▶ _PROBLEM_:
Go over the entries below line by line, copying each one that contains the word "galima".

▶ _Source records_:
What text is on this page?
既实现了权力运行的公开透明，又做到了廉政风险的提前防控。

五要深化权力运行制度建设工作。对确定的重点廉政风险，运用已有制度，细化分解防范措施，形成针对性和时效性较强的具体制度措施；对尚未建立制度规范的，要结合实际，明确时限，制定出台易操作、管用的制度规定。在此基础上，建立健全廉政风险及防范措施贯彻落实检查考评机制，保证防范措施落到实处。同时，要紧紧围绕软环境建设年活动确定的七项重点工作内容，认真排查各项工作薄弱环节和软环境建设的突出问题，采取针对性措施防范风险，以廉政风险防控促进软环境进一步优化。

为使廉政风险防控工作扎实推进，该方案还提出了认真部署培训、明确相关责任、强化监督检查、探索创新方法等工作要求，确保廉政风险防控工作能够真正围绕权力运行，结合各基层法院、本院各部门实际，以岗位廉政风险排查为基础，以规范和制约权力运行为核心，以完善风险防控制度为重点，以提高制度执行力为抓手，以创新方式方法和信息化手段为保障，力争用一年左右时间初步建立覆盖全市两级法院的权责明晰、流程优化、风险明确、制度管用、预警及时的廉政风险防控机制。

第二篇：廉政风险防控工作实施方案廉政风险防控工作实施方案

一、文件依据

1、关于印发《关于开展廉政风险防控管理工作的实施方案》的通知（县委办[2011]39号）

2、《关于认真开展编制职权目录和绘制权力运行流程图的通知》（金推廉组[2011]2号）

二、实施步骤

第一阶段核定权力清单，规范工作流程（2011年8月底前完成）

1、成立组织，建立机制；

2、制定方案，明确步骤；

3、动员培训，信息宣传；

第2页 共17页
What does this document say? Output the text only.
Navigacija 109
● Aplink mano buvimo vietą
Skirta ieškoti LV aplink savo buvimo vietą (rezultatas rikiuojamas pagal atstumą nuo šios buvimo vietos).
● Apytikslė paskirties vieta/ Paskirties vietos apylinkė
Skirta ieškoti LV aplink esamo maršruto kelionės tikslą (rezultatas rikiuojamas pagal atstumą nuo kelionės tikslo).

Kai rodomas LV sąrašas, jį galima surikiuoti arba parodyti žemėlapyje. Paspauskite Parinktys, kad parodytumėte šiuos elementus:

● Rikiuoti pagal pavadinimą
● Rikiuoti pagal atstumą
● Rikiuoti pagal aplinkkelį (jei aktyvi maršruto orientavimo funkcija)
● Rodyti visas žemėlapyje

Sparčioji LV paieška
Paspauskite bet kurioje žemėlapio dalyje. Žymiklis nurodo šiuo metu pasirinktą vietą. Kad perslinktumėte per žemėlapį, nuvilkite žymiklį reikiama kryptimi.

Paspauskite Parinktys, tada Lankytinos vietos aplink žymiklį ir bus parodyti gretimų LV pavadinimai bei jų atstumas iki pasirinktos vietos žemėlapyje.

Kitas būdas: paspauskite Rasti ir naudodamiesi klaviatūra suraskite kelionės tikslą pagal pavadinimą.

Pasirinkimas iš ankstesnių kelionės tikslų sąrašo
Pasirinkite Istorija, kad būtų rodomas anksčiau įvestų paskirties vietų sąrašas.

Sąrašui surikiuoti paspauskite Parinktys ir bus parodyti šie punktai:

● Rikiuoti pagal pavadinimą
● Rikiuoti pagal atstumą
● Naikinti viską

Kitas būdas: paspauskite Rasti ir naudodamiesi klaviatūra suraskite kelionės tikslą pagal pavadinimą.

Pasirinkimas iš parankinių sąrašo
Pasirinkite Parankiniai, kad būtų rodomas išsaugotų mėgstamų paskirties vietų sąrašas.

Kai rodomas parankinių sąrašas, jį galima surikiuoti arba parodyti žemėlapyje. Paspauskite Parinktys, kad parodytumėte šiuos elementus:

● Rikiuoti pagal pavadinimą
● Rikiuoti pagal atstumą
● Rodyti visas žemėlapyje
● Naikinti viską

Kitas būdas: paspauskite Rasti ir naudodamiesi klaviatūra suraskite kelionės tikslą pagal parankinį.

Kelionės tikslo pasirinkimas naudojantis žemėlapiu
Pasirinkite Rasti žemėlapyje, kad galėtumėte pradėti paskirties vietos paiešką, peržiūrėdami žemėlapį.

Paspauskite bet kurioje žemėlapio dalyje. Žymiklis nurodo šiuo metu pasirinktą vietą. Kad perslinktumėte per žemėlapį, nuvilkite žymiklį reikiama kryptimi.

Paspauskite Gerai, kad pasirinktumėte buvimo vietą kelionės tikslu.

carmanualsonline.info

▶ _RIGHT ANSWER_:
Kai rodomas LV sąrašas, jį galima surikiuoti arba parodyti žemėlapyje. Paspauskite Parinktys, kad parodytumėte šiuos elementus:
Kai rodomas parankinių sąrašas, jį galima surikiuoti arba parodyti žemėlapyje. Paspauskite Parinktys, kad parodytumėte šiuos elementus:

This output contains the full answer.